Items from a data source
--

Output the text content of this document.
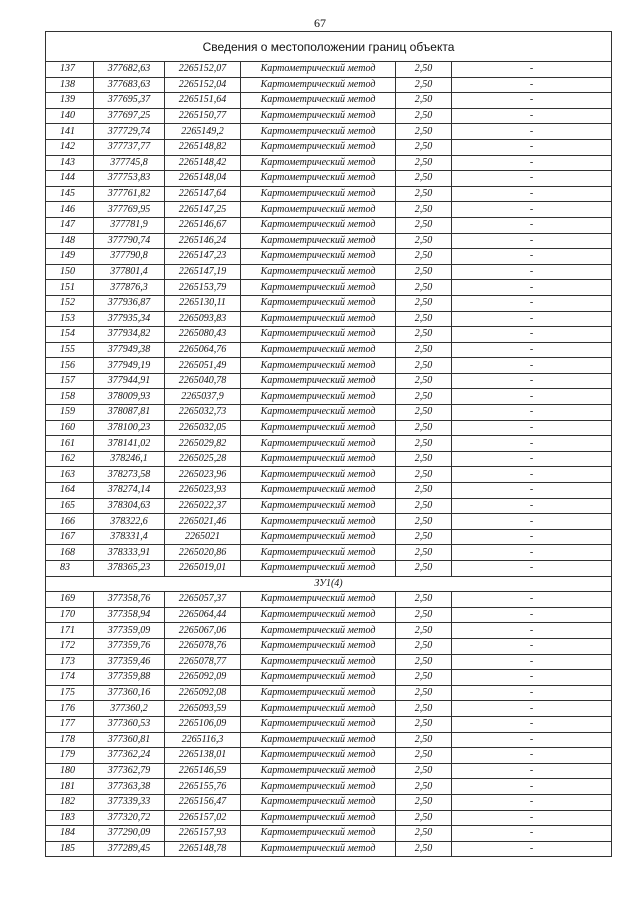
67
Сведения о местоположении границ объекта					
137	377682,63	2265152,07	Картометрический метод	2,50	-
138	377683,63	2265152,04	Картометрический метод	2,50	-
139	377695,37	2265151,64	Картометрический метод	2,50	-
140	377697,25	2265150,77	Картометрический метод	2,50	-
141	377729,74	2265149,2	Картометрический метод	2,50	-
142	377737,77	2265148,82	Картометрический метод	2,50	-
143	377745,8	2265148,42	Картометрический метод	2,50	-
144	377753,83	2265148,04	Картометрический метод	2,50	-
145	377761,82	2265147,64	Картометрический метод	2,50	-
146	377769,95	2265147,25	Картометрический метод	2,50	-
147	377781,9	2265146,67	Картометрический метод	2,50	-
148	377790,74	2265146,24	Картометрический метод	2,50	-
149	377790,8	2265147,23	Картометрический метод	2,50	-
150	377801,4	2265147,19	Картометрический метод	2,50	-
151	377876,3	2265153,79	Картометрический метод	2,50	-
152	377936,87	2265130,11	Картометрический метод	2,50	-
153	377935,34	2265093,83	Картометрический метод	2,50	-
154	377934,82	2265080,43	Картометрический метод	2,50	-
155	377949,38	2265064,76	Картометрический метод	2,50	-
156	377949,19	2265051,49	Картометрический метод	2,50	-
157	377944,91	2265040,78	Картометрический метод	2,50	-
158	378009,93	2265037,9	Картометрический метод	2,50	-
159	378087,81	2265032,73	Картометрический метод	2,50	-
160	378100,23	2265032,05	Картометрический метод	2,50	-
161	378141,02	2265029,82	Картометрический метод	2,50	-
162	378246,1	2265025,28	Картометрический метод	2,50	-
163	378273,58	2265023,96	Картометрический метод	2,50	-
164	378274,14	2265023,93	Картометрический метод	2,50	-
165	378304,63	2265022,37	Картометрический метод	2,50	-
166	378322,6	2265021,46	Картометрический метод	2,50	-
167	378331,4	2265021	Картометрический метод	2,50	-
168	378333,91	2265020,86	Картометрический метод	2,50	-
83	378365,23	2265019,01	Картометрический метод	2,50	-
ЗУ1(4)					
169	377358,76	2265057,37	Картометрический метод	2,50	-
170	377358,94	2265064,44	Картометрический метод	2,50	-
171	377359,09	2265067,06	Картометрический метод	2,50	-
172	377359,76	2265078,76	Картометрический метод	2,50	-
173	377359,46	2265078,77	Картометрический метод	2,50	-
174	377359,88	2265092,09	Картометрический метод	2,50	-
175	377360,16	2265092,08	Картометрический метод	2,50	-
176	377360,2	2265093,59	Картометрический метод	2,50	-
177	377360,53	2265106,09	Картометрический метод	2,50	-
178	377360,81	2265116,3	Картометрический метод	2,50	-
179	377362,24	2265138,01	Картометрический метод	2,50	-
180	377362,79	2265146,59	Картометрический метод	2,50	-
181	377363,38	2265155,76	Картометрический метод	2,50	-
182	377339,33	2265156,47	Картометрический метод	2,50	-
183	377320,72	2265157,02	Картометрический метод	2,50	-
184	377290,09	2265157,93	Картометрический метод	2,50	-
185	377289,45	2265148,78	Картометрический метод	2,50	-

--

[Work to complete] All of the data above should be quoted exactly, except for the pictures.

[Result]
Output the text content of this document.
67
Сведения о местоположении границ объекта					
137	377682,63	2265152,07	Картометрический метод	2,50	-
138	377683,63	2265152,04	Картометрический метод	2,50	-
139	377695,37	2265151,64	Картометрический метод	2,50	-
140	377697,25	2265150,77	Картометрический метод	2,50	-
141	377729,74	2265149,2	Картометрический метод	2,50	-
142	377737,77	2265148,82	Картометрический метод	2,50	-
143	377745,8	2265148,42	Картометрический метод	2,50	-
144	377753,83	2265148,04	Картометрический метод	2,50	-
145	377761,82	2265147,64	Картометрический метод	2,50	-
146	377769,95	2265147,25	Картометрический метод	2,50	-
147	377781,9	2265146,67	Картометрический метод	2,50	-
148	377790,74	2265146,24	Картометрический метод	2,50	-
149	377790,8	2265147,23	Картометрический метод	2,50	-
150	377801,4	2265147,19	Картометрический метод	2,50	-
151	377876,3	2265153,79	Картометрический метод	2,50	-
152	377936,87	2265130,11	Картометрический метод	2,50	-
153	377935,34	2265093,83	Картометрический метод	2,50	-
154	377934,82	2265080,43	Картометрический метод	2,50	-
155	377949,38	2265064,76	Картометрический метод	2,50	-
156	377949,19	2265051,49	Картометрический метод	2,50	-
157	377944,91	2265040,78	Картометрический метод	2,50	-
158	378009,93	2265037,9	Картометрический метод	2,50	-
159	378087,81	2265032,73	Картометрический метод	2,50	-
160	378100,23	2265032,05	Картометрический метод	2,50	-
161	378141,02	2265029,82	Картометрический метод	2,50	-
162	378246,1	2265025,28	Картометрический метод	2,50	-
163	378273,58	2265023,96	Картометрический метод	2,50	-
164	378274,14	2265023,93	Картометрический метод	2,50	-
165	378304,63	2265022,37	Картометрический метод	2,50	-
166	378322,6	2265021,46	Картометрический метод	2,50	-
167	378331,4	2265021	Картометрический метод	2,50	-
168	378333,91	2265020,86	Картометрический метод	2,50	-
83	378365,23	2265019,01	Картометрический метод	2,50	-
ЗУ1(4)					
169	377358,76	2265057,37	Картометрический метод	2,50	-
170	377358,94	2265064,44	Картометрический метод	2,50	-
171	377359,09	2265067,06	Картометрический метод	2,50	-
172	377359,76	2265078,76	Картометрический метод	2,50	-
173	377359,46	2265078,77	Картометрический метод	2,50	-
174	377359,88	2265092,09	Картометрический метод	2,50	-
175	377360,16	2265092,08	Картометрический метод	2,50	-
176	377360,2	2265093,59	Картометрический метод	2,50	-
177	377360,53	2265106,09	Картометрический метод	2,50	-
178	377360,81	2265116,3	Картометрический метод	2,50	-
179	377362,24	2265138,01	Картометрический метод	2,50	-
180	377362,79	2265146,59	Картометрический метод	2,50	-
181	377363,38	2265155,76	Картометрический метод	2,50	-
182	377339,33	2265156,47	Картометрический метод	2,50	-
183	377320,72	2265157,02	Картометрический метод	2,50	-
184	377290,09	2265157,93	Картометрический метод	2,50	-
185	377289,45	2265148,78	Картометрический метод	2,50	-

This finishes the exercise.